Task to complete
Write out the listing exactly as it is given.

The records
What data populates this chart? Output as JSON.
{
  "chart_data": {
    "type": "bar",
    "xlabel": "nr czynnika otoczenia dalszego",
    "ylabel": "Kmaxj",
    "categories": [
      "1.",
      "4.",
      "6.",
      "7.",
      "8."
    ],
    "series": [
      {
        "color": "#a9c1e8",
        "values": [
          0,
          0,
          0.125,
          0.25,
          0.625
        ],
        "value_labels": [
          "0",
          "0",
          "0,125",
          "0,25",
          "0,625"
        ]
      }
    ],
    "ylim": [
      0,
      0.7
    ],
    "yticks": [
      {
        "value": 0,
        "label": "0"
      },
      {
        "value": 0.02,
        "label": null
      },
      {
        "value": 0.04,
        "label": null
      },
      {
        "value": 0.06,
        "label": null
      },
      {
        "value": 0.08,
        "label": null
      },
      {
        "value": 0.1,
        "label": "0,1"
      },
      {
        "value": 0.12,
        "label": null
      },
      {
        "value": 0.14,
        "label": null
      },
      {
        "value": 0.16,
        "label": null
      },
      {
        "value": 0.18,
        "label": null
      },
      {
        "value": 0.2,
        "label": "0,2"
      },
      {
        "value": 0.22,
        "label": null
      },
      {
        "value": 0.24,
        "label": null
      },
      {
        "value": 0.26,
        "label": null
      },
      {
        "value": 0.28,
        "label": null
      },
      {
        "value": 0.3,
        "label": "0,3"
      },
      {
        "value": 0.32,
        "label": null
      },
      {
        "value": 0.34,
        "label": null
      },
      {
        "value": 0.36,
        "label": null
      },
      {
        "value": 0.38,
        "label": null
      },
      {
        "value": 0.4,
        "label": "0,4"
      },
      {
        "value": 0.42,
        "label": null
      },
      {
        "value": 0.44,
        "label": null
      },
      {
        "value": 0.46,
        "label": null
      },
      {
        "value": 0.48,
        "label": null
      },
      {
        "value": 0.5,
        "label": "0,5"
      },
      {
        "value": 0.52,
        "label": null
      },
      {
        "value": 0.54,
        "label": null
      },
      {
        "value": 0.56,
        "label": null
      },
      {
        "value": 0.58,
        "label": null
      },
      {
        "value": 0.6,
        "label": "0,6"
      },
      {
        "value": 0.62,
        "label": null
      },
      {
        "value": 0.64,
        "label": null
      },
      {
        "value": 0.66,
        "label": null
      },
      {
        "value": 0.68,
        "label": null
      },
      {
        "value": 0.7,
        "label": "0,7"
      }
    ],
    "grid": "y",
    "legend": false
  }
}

Output for this task
What data populates this chart? Output as JSON.
{
  "chart_data": {
    "type": "bar",
    "xlabel": "nr czynnika otoczenia dalszego",
    "ylabel": "Kmaxj",
    "categories": [
      "1.",
      "4.",
      "6.",
      "7.",
      "8."
    ],
    "series": [
      {
        "color": "#a9c1e8",
        "values": [
          0,
          0,
          0.125,
          0.25,
          0.625
        ],
        "value_labels": [
          "0",
          "0",
          "0,125",
          "0,25",
          "0,625"
        ]
      }
    ],
    "ylim": [
      0,
      0.7
    ],
    "yticks": [
      {
        "value": 0,
        "label": "0"
      },
      {
        "value": 0.02,
        "label": null
      },
      {
        "value": 0.04,
        "label": null
      },
      {
        "value": 0.06,
        "label": null
      },
      {
        "value": 0.08,
        "label": null
      },
      {
        "value": 0.1,
        "label": "0,1"
      },
      {
        "value": 0.12,
        "label": null
      },
      {
        "value": 0.14,
        "label": null
      },
      {
        "value": 0.16,
        "label": null
      },
      {
        "value": 0.18,
        "label": null
      },
      {
        "value": 0.2,
        "label": "0,2"
      },
      {
        "value": 0.22,
        "label": null
      },
      {
        "value": 0.24,
        "label": null
      },
      {
        "value": 0.26,
        "label": null
      },
      {
        "value": 0.28,
        "label": null
      },
      {
        "value": 0.3,
        "label": "0,3"
      },
      {
        "value": 0.32,
        "label": null
      },
      {
        "value": 0.34,
        "label": null
      },
      {
        "value": 0.36,
        "label": null
      },
      {
        "value": 0.38,
        "label": null
      },
      {
        "value": 0.4,
        "label": "0,4"
      },
      {
        "value": 0.42,
        "label": null
      },
      {
        "value": 0.44,
        "label": null
      },
      {
        "value": 0.46,
        "label": null
      },
      {
        "value": 0.48,
        "label": null
      },
      {
        "value": 0.5,
        "label": "0,5"
      },
      {
        "value": 0.52,
        "label": null
      },
      {
        "value": 0.54,
        "label": null
      },
      {
        "value": 0.56,
        "label": null
      },
      {
        "value": 0.58,
        "label": null
      },
      {
        "value": 0.6,
        "label": "0,6"
      },
      {
        "value": 0.62,
        "label": null
      },
      {
        "value": 0.64,
        "label": null
      },
      {
        "value": 0.66,
        "label": null
      },
      {
        "value": 0.68,
        "label": null
      },
      {
        "value": 0.7,
        "label": "0,7"
      }
    ],
    "grid": "y",
    "legend": false
  }
}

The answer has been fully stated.